### PROVIDED RECORDS

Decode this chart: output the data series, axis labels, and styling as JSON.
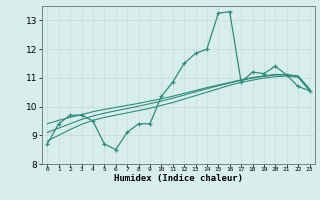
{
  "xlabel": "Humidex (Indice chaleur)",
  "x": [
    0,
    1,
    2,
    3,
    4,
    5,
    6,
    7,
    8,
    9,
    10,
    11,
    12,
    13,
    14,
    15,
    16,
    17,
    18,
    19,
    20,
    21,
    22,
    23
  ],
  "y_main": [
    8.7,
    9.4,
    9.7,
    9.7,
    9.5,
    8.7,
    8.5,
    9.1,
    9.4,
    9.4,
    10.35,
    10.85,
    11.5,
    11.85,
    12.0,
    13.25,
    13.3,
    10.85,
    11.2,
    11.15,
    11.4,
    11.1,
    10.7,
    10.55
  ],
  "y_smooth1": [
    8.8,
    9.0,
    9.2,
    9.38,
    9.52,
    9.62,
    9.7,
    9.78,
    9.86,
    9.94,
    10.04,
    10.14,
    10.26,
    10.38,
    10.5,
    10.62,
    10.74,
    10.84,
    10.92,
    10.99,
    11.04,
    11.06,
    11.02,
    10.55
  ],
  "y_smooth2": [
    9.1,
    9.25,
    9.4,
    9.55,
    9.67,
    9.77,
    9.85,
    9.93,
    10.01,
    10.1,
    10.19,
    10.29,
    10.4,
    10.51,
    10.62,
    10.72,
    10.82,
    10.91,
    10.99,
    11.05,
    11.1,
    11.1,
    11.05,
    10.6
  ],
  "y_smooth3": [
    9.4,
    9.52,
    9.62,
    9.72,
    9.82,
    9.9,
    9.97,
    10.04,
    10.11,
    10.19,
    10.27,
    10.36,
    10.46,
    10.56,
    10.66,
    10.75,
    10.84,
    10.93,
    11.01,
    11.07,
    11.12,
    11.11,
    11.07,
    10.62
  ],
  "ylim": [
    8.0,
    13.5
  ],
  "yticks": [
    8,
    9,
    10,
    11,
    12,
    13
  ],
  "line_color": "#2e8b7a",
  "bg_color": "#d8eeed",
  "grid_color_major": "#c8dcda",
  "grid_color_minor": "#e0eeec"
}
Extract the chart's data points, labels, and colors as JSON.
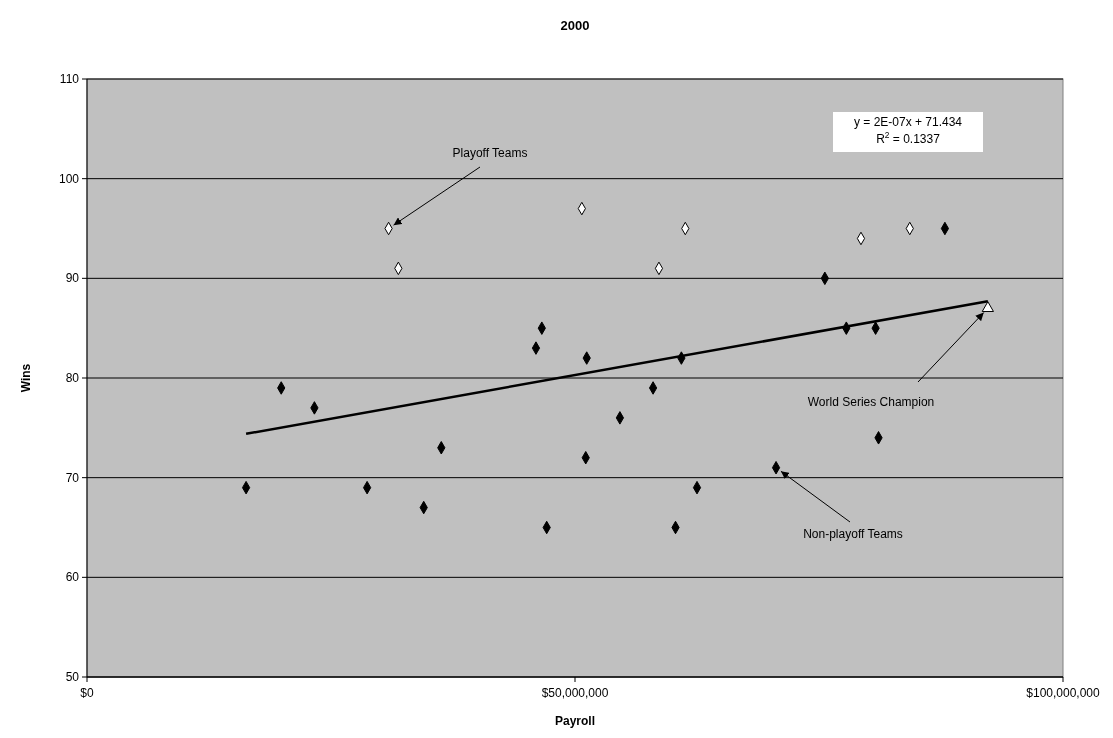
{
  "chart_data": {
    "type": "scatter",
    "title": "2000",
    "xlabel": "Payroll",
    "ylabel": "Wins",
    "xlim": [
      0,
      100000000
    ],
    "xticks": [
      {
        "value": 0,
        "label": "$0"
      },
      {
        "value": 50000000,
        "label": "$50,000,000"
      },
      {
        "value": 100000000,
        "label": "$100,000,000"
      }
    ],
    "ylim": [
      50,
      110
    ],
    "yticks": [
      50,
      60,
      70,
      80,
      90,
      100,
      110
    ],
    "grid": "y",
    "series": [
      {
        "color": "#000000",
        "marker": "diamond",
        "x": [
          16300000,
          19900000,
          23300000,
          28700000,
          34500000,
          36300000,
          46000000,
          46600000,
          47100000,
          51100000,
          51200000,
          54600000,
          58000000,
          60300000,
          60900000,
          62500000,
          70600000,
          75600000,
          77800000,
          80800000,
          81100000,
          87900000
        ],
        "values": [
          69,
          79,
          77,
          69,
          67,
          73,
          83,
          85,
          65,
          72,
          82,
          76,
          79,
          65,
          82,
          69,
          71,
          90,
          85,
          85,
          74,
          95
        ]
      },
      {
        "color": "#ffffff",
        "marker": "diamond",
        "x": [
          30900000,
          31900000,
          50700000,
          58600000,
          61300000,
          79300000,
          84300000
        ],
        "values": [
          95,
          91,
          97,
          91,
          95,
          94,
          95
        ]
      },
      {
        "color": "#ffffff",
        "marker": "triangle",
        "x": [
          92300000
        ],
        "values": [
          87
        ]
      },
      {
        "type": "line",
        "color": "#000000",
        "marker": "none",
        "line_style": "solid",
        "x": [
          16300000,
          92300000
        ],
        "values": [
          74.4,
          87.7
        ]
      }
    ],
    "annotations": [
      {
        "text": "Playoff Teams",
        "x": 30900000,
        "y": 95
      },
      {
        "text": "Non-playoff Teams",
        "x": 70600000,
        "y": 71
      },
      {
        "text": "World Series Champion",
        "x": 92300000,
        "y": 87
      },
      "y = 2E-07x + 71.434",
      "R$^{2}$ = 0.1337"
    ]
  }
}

### GIVEN REQUEST
Reply with only the number of lines in the entries that contain the word "marker".

### ANSWER BELOW
4